Task to complete: All of the listing below must be repeated word for word. Pictures are the only thing to omit.

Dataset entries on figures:
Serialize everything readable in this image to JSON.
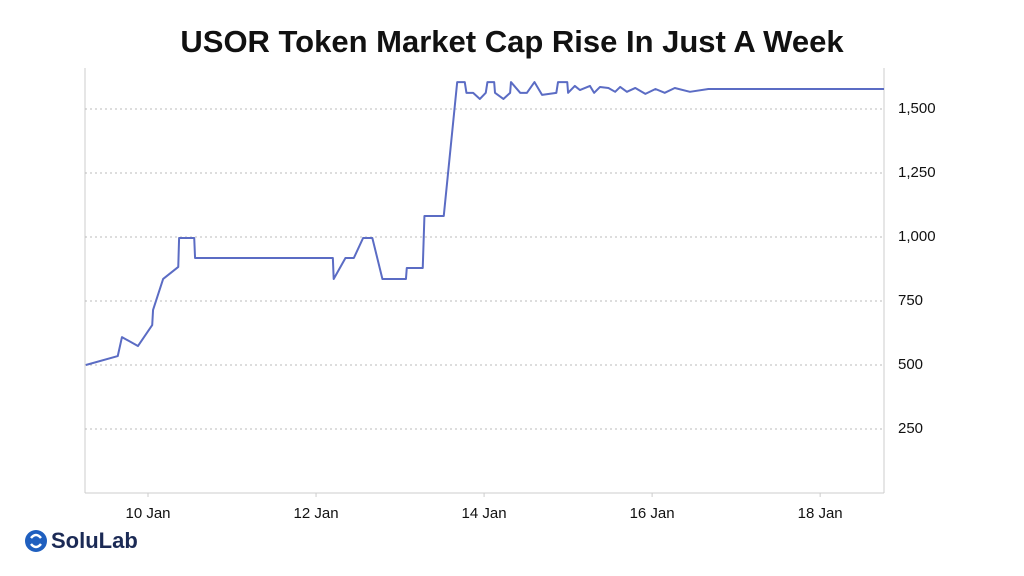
{
  "chart_data": {
    "type": "line",
    "title": "USOR Token Market Cap Rise In Just A Week",
    "x": [
      9.26,
      9.64,
      9.69,
      9.88,
      10.05,
      10.06,
      10.18,
      10.36,
      10.37,
      10.55,
      10.56,
      12.2,
      12.21,
      12.35,
      12.45,
      12.56,
      12.67,
      12.79,
      13.07,
      13.08,
      13.27,
      13.29,
      13.52,
      13.68,
      13.77,
      13.79,
      13.87,
      13.95,
      14.02,
      14.04,
      14.12,
      14.13,
      14.23,
      14.31,
      14.32,
      14.43,
      14.51,
      14.6,
      14.69,
      14.86,
      14.88,
      14.99,
      15.0,
      15.08,
      15.14,
      15.26,
      15.31,
      15.38,
      15.48,
      15.56,
      15.62,
      15.7,
      15.8,
      15.92,
      16.04,
      16.15,
      16.27,
      16.45,
      16.67,
      18.76
    ],
    "series": [
      {
        "name": "Market Cap",
        "color": "#5b6cc4",
        "values": [
          500,
          535,
          609,
          574,
          656,
          715,
          836,
          883,
          996,
          996,
          918,
          918,
          836,
          918,
          918,
          996,
          996,
          836,
          836,
          879,
          879,
          1082,
          1082,
          1605,
          1605,
          1563,
          1563,
          1539,
          1563,
          1605,
          1605,
          1563,
          1539,
          1563,
          1605,
          1563,
          1563,
          1605,
          1555,
          1563,
          1605,
          1605,
          1563,
          1590,
          1574,
          1590,
          1563,
          1586,
          1582,
          1567,
          1586,
          1567,
          1582,
          1559,
          1578,
          1563,
          1582,
          1567,
          1578,
          1578
        ]
      }
    ],
    "xlim": [
      9.25,
      18.76
    ],
    "xticks": [
      {
        "value": 10,
        "label": "10 Jan"
      },
      {
        "value": 12,
        "label": "12 Jan"
      },
      {
        "value": 14,
        "label": "14 Jan"
      },
      {
        "value": 16,
        "label": "16 Jan"
      },
      {
        "value": 18,
        "label": "18 Jan"
      }
    ],
    "ylim": [
      0,
      1660
    ],
    "yticks": [
      250,
      500,
      750,
      {
        "value": 1000,
        "label": "1,000"
      },
      {
        "value": 1250,
        "label": "1,250"
      },
      {
        "value": 1500,
        "label": "1,500"
      }
    ],
    "grid": true
  },
  "logo": "SoluLab"
}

The response:
Serialize everything readable in this image to JSON.
{
  "chart_data": {
    "type": "line",
    "title": "USOR Token Market Cap Rise In Just A Week",
    "x": [
      9.26,
      9.64,
      9.69,
      9.88,
      10.05,
      10.06,
      10.18,
      10.36,
      10.37,
      10.55,
      10.56,
      12.2,
      12.21,
      12.35,
      12.45,
      12.56,
      12.67,
      12.79,
      13.07,
      13.08,
      13.27,
      13.29,
      13.52,
      13.68,
      13.77,
      13.79,
      13.87,
      13.95,
      14.02,
      14.04,
      14.12,
      14.13,
      14.23,
      14.31,
      14.32,
      14.43,
      14.51,
      14.6,
      14.69,
      14.86,
      14.88,
      14.99,
      15.0,
      15.08,
      15.14,
      15.26,
      15.31,
      15.38,
      15.48,
      15.56,
      15.62,
      15.7,
      15.8,
      15.92,
      16.04,
      16.15,
      16.27,
      16.45,
      16.67,
      18.76
    ],
    "series": [
      {
        "name": "Market Cap",
        "color": "#5b6cc4",
        "values": [
          500,
          535,
          609,
          574,
          656,
          715,
          836,
          883,
          996,
          996,
          918,
          918,
          836,
          918,
          918,
          996,
          996,
          836,
          836,
          879,
          879,
          1082,
          1082,
          1605,
          1605,
          1563,
          1563,
          1539,
          1563,
          1605,
          1605,
          1563,
          1539,
          1563,
          1605,
          1563,
          1563,
          1605,
          1555,
          1563,
          1605,
          1605,
          1563,
          1590,
          1574,
          1590,
          1563,
          1586,
          1582,
          1567,
          1586,
          1567,
          1582,
          1559,
          1578,
          1563,
          1582,
          1567,
          1578,
          1578
        ]
      }
    ],
    "xlim": [
      9.25,
      18.76
    ],
    "xticks": [
      {
        "value": 10,
        "label": "10 Jan"
      },
      {
        "value": 12,
        "label": "12 Jan"
      },
      {
        "value": 14,
        "label": "14 Jan"
      },
      {
        "value": 16,
        "label": "16 Jan"
      },
      {
        "value": 18,
        "label": "18 Jan"
      }
    ],
    "ylim": [
      0,
      1660
    ],
    "yticks": [
      250,
      500,
      750,
      {
        "value": 1000,
        "label": "1,000"
      },
      {
        "value": 1250,
        "label": "1,250"
      },
      {
        "value": 1500,
        "label": "1,500"
      }
    ],
    "grid": true
  },
  "logo": "SoluLab"
}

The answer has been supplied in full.